- [Required task]
Answer with a single number: the count of lines that include the string "holder".

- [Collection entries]
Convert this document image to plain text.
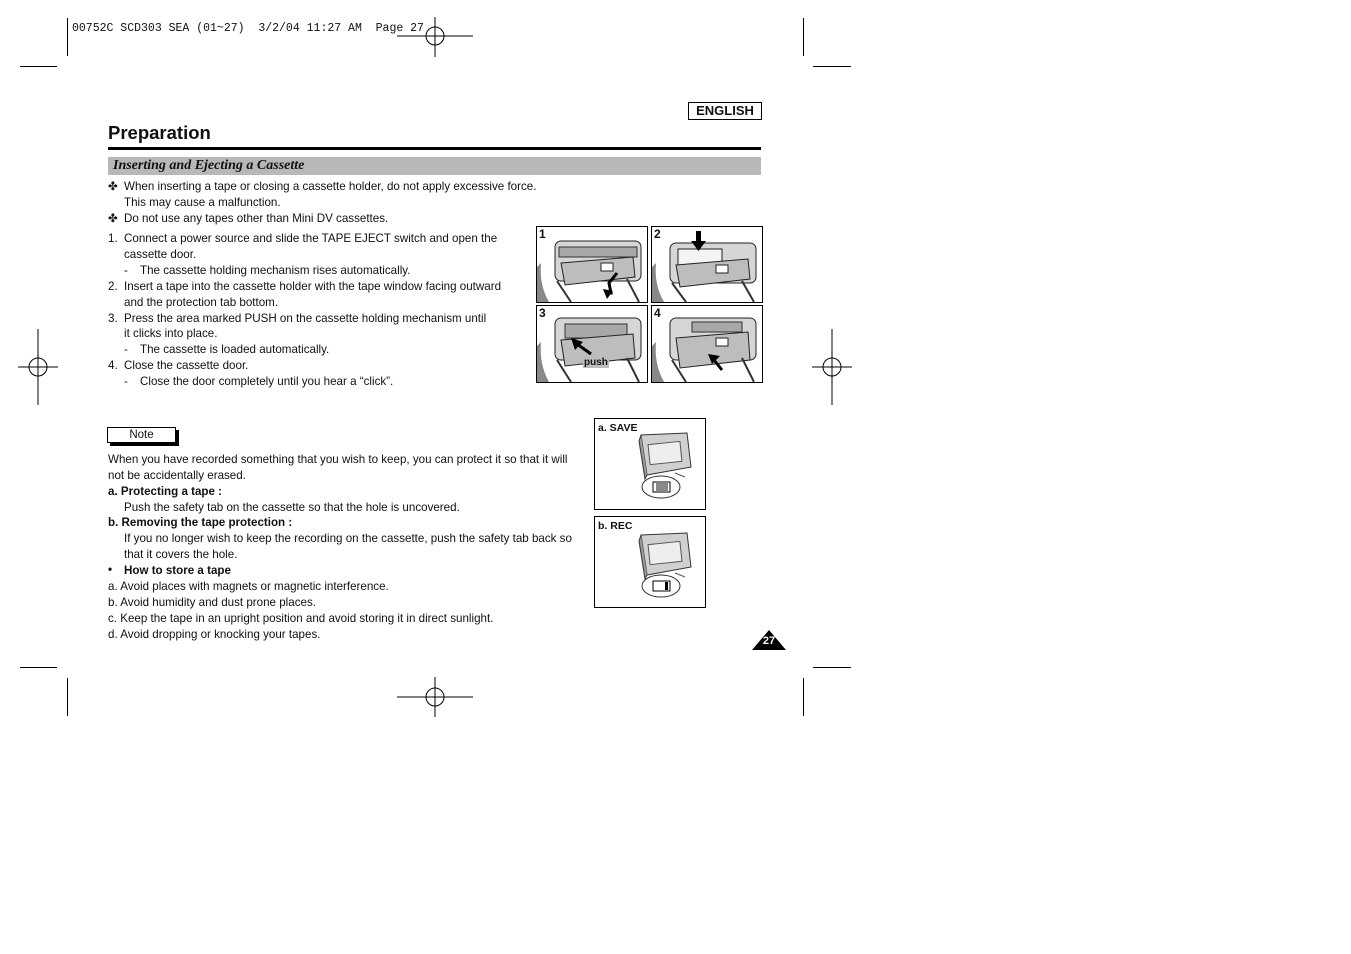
00752C SCD303 SEA (01~27)  3/2/04 11:27 AM  Page 27
ENGLISH
Preparation
Inserting and Ejecting a Cassette
✤ When inserting a tape or closing a cassette holder, do not apply excessive force.
This may cause a malfunction.
✤ Do not use any tapes other than Mini DV cassettes.
1. Connect a power source and slide the TAPE EJECT switch and open the
cassette door.
- The cassette holding mechanism rises automatically.
2. Insert a tape into the cassette holder with the tape window facing outward
and the protection tab bottom.
3. Press the area marked PUSH on the cassette holding mechanism until
it clicks into place.
- The cassette is loaded automatically.
4. Close the cassette door.
- Close the door completely until you hear a “click”.
1	2
3
push
4
Note
When you have recorded something that you wish to keep, you can protect it so that it will
not be accidentally erased.
a. Protecting a tape :
Push the safety tab on the cassette so that the hole is uncovered.
b. Removing the tape protection :
If you no longer wish to keep the recording on the cassette, push the safety tab back so
that it covers the hole.
• How to store a tape
a. Avoid places with magnets or magnetic interference.
b. Avoid humidity and dust prone places.
c. Keep the tape in an upright position and avoid storing it in direct sunlight.
d. Avoid dropping or knocking your tapes.
a. SAVE
b. REC
27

- [Task solution]
2